* _PROBLEM DETAILS_:
Count lines with "Vicomte" in them. Report only the total.

* _RECORDS SUPPLIED_:
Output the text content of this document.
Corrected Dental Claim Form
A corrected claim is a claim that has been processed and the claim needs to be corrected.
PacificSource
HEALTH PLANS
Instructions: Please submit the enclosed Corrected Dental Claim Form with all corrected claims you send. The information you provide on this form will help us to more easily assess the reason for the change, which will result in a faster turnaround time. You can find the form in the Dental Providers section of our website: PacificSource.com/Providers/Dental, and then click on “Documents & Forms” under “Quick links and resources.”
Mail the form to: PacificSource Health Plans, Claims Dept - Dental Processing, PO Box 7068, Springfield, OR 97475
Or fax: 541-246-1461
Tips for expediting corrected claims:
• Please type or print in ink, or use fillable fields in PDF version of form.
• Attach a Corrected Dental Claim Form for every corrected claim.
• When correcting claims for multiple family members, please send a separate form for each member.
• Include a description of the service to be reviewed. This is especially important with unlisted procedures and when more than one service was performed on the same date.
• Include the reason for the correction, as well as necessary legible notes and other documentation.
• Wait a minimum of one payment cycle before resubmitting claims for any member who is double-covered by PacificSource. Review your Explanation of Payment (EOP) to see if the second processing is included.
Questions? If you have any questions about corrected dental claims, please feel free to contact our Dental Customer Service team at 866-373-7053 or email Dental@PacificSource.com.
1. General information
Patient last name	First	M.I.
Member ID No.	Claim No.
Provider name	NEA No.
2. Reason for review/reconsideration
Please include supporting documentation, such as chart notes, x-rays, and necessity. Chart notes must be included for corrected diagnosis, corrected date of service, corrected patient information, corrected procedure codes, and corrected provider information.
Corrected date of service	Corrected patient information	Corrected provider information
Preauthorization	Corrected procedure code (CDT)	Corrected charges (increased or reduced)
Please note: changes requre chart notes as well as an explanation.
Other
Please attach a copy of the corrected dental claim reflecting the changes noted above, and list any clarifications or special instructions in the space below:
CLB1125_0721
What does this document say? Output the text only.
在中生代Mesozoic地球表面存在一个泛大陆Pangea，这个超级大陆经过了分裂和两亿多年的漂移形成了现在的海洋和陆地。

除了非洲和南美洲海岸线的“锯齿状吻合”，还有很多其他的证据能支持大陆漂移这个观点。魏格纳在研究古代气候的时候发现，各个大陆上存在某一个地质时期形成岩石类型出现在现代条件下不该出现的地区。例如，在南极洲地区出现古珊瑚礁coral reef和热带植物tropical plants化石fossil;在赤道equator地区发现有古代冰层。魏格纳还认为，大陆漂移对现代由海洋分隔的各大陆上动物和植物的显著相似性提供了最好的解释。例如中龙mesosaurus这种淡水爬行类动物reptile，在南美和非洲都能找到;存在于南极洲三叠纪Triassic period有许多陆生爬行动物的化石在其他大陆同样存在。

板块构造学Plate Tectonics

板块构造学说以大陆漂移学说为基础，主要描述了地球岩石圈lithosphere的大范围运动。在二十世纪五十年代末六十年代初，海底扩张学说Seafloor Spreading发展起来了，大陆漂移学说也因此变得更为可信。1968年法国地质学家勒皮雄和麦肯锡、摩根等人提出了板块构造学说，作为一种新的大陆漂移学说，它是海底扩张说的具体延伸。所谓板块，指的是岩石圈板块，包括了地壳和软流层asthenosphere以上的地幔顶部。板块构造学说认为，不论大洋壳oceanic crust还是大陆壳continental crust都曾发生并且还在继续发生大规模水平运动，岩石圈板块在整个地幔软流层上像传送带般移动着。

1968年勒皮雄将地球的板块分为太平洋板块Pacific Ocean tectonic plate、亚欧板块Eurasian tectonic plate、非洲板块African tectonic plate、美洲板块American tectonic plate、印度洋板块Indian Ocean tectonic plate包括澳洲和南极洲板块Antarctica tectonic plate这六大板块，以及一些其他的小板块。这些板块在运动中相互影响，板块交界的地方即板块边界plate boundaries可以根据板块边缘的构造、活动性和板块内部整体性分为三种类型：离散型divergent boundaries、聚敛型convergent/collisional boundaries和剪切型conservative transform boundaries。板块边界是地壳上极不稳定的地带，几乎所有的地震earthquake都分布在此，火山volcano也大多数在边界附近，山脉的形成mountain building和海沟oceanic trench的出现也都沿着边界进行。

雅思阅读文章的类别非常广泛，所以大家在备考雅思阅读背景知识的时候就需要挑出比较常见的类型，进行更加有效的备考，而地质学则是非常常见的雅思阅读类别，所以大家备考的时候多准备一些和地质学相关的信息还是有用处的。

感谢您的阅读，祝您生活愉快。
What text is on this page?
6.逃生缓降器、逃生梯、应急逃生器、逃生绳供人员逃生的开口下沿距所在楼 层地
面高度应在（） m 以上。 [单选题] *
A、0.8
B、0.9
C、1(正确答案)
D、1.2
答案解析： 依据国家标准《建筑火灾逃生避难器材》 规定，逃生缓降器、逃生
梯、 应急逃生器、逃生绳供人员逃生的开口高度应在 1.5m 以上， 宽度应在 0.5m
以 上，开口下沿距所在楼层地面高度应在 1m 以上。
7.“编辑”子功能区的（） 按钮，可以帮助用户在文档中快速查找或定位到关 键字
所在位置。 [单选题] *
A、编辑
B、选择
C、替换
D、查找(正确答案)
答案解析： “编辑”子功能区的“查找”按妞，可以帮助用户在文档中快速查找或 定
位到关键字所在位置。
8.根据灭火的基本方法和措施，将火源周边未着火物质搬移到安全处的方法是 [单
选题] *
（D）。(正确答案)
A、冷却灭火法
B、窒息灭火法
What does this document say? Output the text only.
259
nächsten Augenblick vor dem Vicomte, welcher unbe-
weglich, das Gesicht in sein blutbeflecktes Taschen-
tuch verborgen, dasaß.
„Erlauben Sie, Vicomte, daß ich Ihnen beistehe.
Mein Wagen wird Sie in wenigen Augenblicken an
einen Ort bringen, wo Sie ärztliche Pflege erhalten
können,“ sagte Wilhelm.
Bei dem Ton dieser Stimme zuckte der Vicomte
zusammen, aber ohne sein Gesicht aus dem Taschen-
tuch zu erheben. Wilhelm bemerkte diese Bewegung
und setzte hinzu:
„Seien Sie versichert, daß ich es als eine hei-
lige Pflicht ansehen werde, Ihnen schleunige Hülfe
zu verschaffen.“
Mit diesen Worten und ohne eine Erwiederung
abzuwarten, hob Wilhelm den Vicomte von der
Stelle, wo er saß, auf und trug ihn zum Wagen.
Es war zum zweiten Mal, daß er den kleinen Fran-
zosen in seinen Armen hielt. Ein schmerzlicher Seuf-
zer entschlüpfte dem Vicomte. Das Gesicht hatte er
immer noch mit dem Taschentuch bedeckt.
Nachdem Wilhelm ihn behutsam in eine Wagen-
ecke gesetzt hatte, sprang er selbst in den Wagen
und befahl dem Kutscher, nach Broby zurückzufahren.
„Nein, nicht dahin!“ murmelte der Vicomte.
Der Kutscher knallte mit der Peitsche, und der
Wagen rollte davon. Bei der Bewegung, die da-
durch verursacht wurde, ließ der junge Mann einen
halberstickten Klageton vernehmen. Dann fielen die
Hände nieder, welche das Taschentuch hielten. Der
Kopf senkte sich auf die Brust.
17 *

* _TASK RESULT_:
6